What you should do - Copy every line of the data in which the word "дроби" occurs.

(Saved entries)
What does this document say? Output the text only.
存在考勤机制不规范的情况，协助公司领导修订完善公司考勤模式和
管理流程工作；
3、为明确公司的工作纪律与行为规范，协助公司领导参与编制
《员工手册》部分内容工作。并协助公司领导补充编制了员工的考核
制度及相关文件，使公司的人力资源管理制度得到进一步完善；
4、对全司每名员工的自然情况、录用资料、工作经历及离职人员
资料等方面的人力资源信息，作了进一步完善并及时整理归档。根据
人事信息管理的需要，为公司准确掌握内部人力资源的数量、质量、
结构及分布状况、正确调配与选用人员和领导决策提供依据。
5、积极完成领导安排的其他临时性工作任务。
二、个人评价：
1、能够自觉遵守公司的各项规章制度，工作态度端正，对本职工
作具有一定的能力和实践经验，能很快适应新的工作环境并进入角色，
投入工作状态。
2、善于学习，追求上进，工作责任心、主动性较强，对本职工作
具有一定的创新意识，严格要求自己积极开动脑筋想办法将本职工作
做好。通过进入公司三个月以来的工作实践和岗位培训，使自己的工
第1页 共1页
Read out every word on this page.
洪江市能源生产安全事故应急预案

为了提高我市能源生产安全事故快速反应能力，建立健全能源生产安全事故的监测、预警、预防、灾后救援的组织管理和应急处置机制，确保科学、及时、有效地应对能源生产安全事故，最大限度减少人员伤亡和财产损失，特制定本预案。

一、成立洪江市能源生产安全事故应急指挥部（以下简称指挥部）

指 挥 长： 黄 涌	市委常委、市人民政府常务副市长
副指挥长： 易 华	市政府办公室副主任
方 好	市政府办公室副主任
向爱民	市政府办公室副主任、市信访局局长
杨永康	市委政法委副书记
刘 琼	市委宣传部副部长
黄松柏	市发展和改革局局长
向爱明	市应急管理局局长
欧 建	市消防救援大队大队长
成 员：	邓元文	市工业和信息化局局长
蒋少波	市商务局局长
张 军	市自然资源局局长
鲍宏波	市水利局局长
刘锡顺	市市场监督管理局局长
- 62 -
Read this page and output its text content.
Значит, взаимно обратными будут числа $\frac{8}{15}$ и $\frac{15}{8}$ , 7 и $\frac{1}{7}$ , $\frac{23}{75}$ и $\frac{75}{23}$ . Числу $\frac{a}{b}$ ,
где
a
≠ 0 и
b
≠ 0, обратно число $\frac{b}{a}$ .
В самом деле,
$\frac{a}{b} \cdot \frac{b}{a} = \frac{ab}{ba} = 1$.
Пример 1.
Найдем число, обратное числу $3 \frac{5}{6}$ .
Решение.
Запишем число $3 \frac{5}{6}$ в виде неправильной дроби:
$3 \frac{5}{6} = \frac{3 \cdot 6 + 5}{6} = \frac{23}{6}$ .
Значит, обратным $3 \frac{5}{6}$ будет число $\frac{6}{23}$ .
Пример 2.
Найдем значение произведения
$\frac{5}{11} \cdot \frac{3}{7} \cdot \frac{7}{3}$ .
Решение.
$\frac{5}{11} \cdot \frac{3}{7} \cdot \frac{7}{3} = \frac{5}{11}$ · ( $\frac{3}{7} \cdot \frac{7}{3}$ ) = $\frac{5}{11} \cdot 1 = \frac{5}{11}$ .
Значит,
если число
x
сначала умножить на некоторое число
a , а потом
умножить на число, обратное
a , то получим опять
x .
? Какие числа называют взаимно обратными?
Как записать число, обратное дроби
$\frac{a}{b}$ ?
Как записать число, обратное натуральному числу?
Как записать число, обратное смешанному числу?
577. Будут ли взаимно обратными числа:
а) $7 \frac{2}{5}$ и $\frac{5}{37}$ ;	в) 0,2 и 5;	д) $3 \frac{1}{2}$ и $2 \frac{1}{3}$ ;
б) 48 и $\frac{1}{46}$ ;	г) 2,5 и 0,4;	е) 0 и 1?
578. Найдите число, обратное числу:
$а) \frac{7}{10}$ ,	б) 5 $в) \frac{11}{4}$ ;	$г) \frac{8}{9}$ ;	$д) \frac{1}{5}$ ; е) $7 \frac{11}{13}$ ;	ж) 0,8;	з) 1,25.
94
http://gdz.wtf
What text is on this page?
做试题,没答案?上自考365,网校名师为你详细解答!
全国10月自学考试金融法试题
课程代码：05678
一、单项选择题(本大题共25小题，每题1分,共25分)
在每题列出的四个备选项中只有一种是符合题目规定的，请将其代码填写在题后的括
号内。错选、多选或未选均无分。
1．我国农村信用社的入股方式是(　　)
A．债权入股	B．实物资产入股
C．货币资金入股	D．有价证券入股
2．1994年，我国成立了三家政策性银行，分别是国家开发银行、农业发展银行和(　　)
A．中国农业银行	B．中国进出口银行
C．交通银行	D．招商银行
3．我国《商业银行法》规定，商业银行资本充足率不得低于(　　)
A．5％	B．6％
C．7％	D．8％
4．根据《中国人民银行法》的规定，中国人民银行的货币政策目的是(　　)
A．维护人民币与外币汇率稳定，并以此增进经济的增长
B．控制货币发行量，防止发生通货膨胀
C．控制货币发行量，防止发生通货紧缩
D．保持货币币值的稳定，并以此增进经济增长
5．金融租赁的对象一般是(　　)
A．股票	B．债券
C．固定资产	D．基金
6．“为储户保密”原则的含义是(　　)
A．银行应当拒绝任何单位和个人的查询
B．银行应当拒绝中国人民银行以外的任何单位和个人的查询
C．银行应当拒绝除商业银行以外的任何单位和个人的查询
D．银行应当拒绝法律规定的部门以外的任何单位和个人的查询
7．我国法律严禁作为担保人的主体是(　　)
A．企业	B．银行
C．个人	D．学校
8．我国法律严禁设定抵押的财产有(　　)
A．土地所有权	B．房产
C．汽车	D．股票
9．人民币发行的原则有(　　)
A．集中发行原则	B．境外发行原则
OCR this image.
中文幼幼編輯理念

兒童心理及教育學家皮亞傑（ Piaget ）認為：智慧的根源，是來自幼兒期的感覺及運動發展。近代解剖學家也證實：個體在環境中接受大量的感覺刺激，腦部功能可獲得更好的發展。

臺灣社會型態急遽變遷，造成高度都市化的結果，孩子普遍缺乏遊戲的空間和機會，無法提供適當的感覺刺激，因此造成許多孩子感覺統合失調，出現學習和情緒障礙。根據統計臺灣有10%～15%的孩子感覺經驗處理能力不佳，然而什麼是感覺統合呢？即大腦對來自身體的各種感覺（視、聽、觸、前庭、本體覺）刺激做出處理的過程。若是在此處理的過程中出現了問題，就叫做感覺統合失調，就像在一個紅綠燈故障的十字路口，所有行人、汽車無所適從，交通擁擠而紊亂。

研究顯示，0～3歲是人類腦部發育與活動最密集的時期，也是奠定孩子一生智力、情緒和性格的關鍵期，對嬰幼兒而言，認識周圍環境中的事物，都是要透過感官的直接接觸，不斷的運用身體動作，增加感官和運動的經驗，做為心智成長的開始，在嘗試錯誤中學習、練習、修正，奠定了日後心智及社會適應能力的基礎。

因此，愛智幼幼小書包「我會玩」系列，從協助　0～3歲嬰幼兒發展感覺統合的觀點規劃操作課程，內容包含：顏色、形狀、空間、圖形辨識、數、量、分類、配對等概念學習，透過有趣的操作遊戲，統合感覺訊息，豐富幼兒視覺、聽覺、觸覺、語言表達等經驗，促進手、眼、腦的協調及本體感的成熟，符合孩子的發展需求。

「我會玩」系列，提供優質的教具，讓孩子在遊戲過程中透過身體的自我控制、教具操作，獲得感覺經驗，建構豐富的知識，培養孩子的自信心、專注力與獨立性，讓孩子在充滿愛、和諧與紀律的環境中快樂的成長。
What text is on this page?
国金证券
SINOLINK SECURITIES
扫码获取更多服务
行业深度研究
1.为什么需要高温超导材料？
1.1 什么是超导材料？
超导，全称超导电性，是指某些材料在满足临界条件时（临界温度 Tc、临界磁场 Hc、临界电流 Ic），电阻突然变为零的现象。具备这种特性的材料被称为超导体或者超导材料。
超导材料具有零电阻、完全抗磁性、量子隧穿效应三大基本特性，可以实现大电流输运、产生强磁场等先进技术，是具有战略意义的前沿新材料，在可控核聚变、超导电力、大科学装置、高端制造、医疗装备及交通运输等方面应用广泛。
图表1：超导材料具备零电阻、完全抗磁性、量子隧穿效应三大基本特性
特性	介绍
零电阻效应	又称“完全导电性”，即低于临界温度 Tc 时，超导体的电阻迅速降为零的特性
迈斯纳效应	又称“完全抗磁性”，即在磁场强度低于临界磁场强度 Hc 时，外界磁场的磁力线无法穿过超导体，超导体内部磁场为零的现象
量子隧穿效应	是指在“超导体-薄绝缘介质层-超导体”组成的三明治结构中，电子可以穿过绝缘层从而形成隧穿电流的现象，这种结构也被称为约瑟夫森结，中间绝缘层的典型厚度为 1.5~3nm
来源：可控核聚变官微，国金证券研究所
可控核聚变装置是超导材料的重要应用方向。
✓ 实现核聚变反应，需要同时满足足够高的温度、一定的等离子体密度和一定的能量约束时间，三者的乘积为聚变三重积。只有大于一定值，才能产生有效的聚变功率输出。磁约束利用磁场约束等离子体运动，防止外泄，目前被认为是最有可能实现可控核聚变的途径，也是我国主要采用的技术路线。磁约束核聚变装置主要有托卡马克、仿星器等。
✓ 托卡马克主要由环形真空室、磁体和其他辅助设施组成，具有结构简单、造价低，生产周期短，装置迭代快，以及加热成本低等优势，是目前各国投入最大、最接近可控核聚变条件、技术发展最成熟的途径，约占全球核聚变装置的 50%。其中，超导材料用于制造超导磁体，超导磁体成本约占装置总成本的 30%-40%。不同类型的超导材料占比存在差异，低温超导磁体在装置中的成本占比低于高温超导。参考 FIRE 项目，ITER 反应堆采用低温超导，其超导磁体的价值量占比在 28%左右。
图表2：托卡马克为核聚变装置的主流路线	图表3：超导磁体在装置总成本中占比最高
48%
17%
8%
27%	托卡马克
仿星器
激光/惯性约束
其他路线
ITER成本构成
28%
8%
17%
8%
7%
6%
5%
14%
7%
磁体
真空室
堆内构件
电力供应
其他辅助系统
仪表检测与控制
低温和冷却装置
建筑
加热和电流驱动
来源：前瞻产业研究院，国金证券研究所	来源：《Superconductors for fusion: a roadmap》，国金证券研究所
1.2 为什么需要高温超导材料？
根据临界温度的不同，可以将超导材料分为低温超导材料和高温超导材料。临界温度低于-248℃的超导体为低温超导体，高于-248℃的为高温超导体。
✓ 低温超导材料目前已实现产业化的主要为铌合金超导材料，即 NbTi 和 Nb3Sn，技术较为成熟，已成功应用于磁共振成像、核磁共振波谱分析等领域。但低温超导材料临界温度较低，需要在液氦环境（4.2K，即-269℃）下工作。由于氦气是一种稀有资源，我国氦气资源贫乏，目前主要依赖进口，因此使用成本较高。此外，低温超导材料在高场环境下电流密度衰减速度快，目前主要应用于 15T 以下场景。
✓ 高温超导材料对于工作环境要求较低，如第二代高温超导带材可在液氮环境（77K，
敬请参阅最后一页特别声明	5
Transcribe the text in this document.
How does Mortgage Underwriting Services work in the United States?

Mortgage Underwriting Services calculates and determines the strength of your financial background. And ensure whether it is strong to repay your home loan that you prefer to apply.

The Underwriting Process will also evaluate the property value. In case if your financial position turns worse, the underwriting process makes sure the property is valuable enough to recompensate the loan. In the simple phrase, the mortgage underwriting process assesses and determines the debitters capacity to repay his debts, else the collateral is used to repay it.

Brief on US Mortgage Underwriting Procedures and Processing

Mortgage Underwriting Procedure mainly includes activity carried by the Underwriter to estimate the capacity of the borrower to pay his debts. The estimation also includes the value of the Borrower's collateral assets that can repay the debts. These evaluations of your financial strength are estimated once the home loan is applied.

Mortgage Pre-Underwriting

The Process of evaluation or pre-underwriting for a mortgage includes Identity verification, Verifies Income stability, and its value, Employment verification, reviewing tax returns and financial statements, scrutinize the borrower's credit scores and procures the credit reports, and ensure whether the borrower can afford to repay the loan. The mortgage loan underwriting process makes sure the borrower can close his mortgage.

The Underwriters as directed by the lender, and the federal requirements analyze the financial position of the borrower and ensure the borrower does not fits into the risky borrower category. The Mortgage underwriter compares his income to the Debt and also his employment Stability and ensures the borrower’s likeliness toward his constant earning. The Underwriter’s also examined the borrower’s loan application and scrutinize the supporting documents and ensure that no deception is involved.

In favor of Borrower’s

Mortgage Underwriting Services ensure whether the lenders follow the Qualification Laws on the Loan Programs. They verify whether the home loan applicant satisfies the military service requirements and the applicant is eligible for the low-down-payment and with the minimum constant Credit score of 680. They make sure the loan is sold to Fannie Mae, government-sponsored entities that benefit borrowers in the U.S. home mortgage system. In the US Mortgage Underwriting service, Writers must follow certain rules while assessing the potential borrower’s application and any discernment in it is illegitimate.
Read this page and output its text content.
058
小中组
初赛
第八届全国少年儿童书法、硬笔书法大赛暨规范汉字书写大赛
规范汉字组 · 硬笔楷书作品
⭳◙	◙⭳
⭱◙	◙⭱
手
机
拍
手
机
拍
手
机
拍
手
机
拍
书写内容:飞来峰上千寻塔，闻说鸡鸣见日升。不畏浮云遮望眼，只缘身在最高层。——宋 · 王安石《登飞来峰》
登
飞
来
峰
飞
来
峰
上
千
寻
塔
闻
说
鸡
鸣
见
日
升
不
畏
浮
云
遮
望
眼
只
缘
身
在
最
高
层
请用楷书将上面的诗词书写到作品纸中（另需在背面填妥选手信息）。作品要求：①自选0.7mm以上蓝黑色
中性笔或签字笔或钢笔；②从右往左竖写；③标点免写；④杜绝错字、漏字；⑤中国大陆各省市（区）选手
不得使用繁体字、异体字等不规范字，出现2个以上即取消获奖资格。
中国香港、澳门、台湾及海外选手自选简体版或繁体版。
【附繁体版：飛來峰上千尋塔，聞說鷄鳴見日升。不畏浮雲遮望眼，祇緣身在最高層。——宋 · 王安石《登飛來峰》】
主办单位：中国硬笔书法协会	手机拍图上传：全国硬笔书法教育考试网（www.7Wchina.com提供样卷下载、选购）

Finished task -
Запишем число $3 \frac{5}{6}$ в виде неправильной дроби:
Как записать число, обратное дроби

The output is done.